→ **What needs to be done**:
Copy out all of the material exactly.

===============

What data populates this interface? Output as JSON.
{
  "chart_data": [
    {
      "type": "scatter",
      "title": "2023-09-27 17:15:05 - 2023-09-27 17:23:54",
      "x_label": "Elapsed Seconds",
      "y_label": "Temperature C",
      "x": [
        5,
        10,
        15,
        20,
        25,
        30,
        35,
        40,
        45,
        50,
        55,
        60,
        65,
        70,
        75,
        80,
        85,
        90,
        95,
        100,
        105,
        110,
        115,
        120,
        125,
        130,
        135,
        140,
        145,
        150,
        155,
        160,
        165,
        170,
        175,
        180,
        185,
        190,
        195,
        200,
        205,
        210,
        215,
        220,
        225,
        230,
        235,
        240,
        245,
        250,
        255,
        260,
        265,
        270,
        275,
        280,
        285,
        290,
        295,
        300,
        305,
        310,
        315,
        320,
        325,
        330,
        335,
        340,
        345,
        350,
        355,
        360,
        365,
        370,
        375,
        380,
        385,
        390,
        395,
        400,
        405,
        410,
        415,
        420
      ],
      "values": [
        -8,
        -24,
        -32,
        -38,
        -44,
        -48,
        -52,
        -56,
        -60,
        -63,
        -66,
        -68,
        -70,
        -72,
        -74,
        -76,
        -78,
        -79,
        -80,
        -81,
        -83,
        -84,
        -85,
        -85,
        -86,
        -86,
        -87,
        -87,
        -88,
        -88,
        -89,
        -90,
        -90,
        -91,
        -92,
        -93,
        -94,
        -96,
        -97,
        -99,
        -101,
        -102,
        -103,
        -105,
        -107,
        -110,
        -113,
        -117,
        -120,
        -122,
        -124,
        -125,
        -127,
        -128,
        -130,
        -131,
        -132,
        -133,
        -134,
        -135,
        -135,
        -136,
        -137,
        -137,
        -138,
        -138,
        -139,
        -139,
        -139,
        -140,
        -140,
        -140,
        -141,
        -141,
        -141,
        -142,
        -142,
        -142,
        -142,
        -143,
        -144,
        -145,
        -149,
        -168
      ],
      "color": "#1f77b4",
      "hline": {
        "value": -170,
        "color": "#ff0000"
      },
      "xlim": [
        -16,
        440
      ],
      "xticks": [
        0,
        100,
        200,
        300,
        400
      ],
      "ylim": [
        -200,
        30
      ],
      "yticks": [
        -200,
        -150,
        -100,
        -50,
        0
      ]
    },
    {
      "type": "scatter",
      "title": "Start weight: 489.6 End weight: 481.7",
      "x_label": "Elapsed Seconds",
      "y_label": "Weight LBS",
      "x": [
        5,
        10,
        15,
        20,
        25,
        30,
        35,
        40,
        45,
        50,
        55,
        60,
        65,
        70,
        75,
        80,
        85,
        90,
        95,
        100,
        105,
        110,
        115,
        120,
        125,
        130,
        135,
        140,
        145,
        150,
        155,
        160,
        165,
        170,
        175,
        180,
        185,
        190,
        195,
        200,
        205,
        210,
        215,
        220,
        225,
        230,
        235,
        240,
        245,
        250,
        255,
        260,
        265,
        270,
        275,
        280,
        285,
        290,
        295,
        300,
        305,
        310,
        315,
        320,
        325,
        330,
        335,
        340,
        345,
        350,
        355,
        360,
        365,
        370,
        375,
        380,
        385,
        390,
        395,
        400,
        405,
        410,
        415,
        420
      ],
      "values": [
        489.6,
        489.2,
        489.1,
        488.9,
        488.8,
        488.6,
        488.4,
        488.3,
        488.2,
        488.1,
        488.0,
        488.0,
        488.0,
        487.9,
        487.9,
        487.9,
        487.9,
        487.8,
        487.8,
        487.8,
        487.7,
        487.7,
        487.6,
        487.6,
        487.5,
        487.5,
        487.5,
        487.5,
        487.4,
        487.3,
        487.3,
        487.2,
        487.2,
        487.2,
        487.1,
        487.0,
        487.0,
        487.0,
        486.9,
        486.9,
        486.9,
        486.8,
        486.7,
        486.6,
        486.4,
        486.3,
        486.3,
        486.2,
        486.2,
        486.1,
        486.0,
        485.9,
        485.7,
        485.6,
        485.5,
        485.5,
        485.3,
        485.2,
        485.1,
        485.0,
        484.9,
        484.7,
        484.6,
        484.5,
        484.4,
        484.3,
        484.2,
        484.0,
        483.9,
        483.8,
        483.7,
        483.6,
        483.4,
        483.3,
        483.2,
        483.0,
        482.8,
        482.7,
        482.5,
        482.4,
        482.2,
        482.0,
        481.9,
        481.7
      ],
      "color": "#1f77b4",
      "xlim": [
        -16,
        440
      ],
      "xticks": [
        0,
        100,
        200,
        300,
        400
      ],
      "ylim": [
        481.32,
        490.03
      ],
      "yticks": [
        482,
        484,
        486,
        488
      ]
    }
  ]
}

===============

→ **Solution to this exercise**:
What data populates this interface? Output as JSON.
{
  "chart_data": [
    {
      "type": "scatter",
      "title": "2023-09-27 17:15:05 - 2023-09-27 17:23:54",
      "x_label": "Elapsed Seconds",
      "y_label": "Temperature C",
      "x": [
        5,
        10,
        15,
        20,
        25,
        30,
        35,
        40,
        45,
        50,
        55,
        60,
        65,
        70,
        75,
        80,
        85,
        90,
        95,
        100,
        105,
        110,
        115,
        120,
        125,
        130,
        135,
        140,
        145,
        150,
        155,
        160,
        165,
        170,
        175,
        180,
        185,
        190,
        195,
        200,
        205,
        210,
        215,
        220,
        225,
        230,
        235,
        240,
        245,
        250,
        255,
        260,
        265,
        270,
        275,
        280,
        285,
        290,
        295,
        300,
        305,
        310,
        315,
        320,
        325,
        330,
        335,
        340,
        345,
        350,
        355,
        360,
        365,
        370,
        375,
        380,
        385,
        390,
        395,
        400,
        405,
        410,
        415,
        420
      ],
      "values": [
        -8,
        -24,
        -32,
        -38,
        -44,
        -48,
        -52,
        -56,
        -60,
        -63,
        -66,
        -68,
        -70,
        -72,
        -74,
        -76,
        -78,
        -79,
        -80,
        -81,
        -83,
        -84,
        -85,
        -85,
        -86,
        -86,
        -87,
        -87,
        -88,
        -88,
        -89,
        -90,
        -90,
        -91,
        -92,
        -93,
        -94,
        -96,
        -97,
        -99,
        -101,
        -102,
        -103,
        -105,
        -107,
        -110,
        -113,
        -117,
        -120,
        -122,
        -124,
        -125,
        -127,
        -128,
        -130,
        -131,
        -132,
        -133,
        -134,
        -135,
        -135,
        -136,
        -137,
        -137,
        -138,
        -138,
        -139,
        -139,
        -139,
        -140,
        -140,
        -140,
        -141,
        -141,
        -141,
        -142,
        -142,
        -142,
        -142,
        -143,
        -144,
        -145,
        -149,
        -168
      ],
      "color": "#1f77b4",
      "hline": {
        "value": -170,
        "color": "#ff0000"
      },
      "xlim": [
        -16,
        440
      ],
      "xticks": [
        0,
        100,
        200,
        300,
        400
      ],
      "ylim": [
        -200,
        30
      ],
      "yticks": [
        -200,
        -150,
        -100,
        -50,
        0
      ]
    },
    {
      "type": "scatter",
      "title": "Start weight: 489.6 End weight: 481.7",
      "x_label": "Elapsed Seconds",
      "y_label": "Weight LBS",
      "x": [
        5,
        10,
        15,
        20,
        25,
        30,
        35,
        40,
        45,
        50,
        55,
        60,
        65,
        70,
        75,
        80,
        85,
        90,
        95,
        100,
        105,
        110,
        115,
        120,
        125,
        130,
        135,
        140,
        145,
        150,
        155,
        160,
        165,
        170,
        175,
        180,
        185,
        190,
        195,
        200,
        205,
        210,
        215,
        220,
        225,
        230,
        235,
        240,
        245,
        250,
        255,
        260,
        265,
        270,
        275,
        280,
        285,
        290,
        295,
        300,
        305,
        310,
        315,
        320,
        325,
        330,
        335,
        340,
        345,
        350,
        355,
        360,
        365,
        370,
        375,
        380,
        385,
        390,
        395,
        400,
        405,
        410,
        415,
        420
      ],
      "values": [
        489.6,
        489.2,
        489.1,
        488.9,
        488.8,
        488.6,
        488.4,
        488.3,
        488.2,
        488.1,
        488.0,
        488.0,
        488.0,
        487.9,
        487.9,
        487.9,
        487.9,
        487.8,
        487.8,
        487.8,
        487.7,
        487.7,
        487.6,
        487.6,
        487.5,
        487.5,
        487.5,
        487.5,
        487.4,
        487.3,
        487.3,
        487.2,
        487.2,
        487.2,
        487.1,
        487.0,
        487.0,
        487.0,
        486.9,
        486.9,
        486.9,
        486.8,
        486.7,
        486.6,
        486.4,
        486.3,
        486.3,
        486.2,
        486.2,
        486.1,
        486.0,
        485.9,
        485.7,
        485.6,
        485.5,
        485.5,
        485.3,
        485.2,
        485.1,
        485.0,
        484.9,
        484.7,
        484.6,
        484.5,
        484.4,
        484.3,
        484.2,
        484.0,
        483.9,
        483.8,
        483.7,
        483.6,
        483.4,
        483.3,
        483.2,
        483.0,
        482.8,
        482.7,
        482.5,
        482.4,
        482.2,
        482.0,
        481.9,
        481.7
      ],
      "color": "#1f77b4",
      "xlim": [
        -16,
        440
      ],
      "xticks": [
        0,
        100,
        200,
        300,
        400
      ],
      "ylim": [
        481.32,
        490.03
      ],
      "yticks": [
        482,
        484,
        486,
        488
      ]
    }
  ]
}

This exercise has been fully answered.